What you are asked to do: Below you will find a set of lines. Repeat them all exactly.

Information provided:
>>

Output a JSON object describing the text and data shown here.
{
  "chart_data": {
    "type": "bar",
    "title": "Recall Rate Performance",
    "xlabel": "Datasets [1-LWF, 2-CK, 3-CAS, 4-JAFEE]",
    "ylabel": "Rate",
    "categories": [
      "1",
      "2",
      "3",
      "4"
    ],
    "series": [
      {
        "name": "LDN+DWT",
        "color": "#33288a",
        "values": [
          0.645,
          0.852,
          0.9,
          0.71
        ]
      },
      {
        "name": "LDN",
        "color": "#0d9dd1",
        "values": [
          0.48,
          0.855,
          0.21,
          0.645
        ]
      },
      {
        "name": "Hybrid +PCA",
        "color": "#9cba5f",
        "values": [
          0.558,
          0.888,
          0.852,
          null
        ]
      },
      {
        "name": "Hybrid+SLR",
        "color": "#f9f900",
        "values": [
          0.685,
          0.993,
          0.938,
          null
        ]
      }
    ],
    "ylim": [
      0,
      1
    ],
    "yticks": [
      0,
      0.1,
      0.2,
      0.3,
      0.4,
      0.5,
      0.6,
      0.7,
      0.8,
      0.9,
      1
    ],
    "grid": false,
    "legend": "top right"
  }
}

<<

Response:
Output a JSON object describing the text and data shown here.
{
  "chart_data": {
    "type": "bar",
    "title": "Recall Rate Performance",
    "xlabel": "Datasets [1-LWF, 2-CK, 3-CAS, 4-JAFEE]",
    "ylabel": "Rate",
    "categories": [
      "1",
      "2",
      "3",
      "4"
    ],
    "series": [
      {
        "name": "LDN+DWT",
        "color": "#33288a",
        "values": [
          0.645,
          0.852,
          0.9,
          0.71
        ]
      },
      {
        "name": "LDN",
        "color": "#0d9dd1",
        "values": [
          0.48,
          0.855,
          0.21,
          0.645
        ]
      },
      {
        "name": "Hybrid +PCA",
        "color": "#9cba5f",
        "values": [
          0.558,
          0.888,
          0.852,
          null
        ]
      },
      {
        "name": "Hybrid+SLR",
        "color": "#f9f900",
        "values": [
          0.685,
          0.993,
          0.938,
          null
        ]
      }
    ],
    "ylim": [
      0,
      1
    ],
    "yticks": [
      0,
      0.1,
      0.2,
      0.3,
      0.4,
      0.5,
      0.6,
      0.7,
      0.8,
      0.9,
      1
    ],
    "grid": false,
    "legend": "top right"
  }
}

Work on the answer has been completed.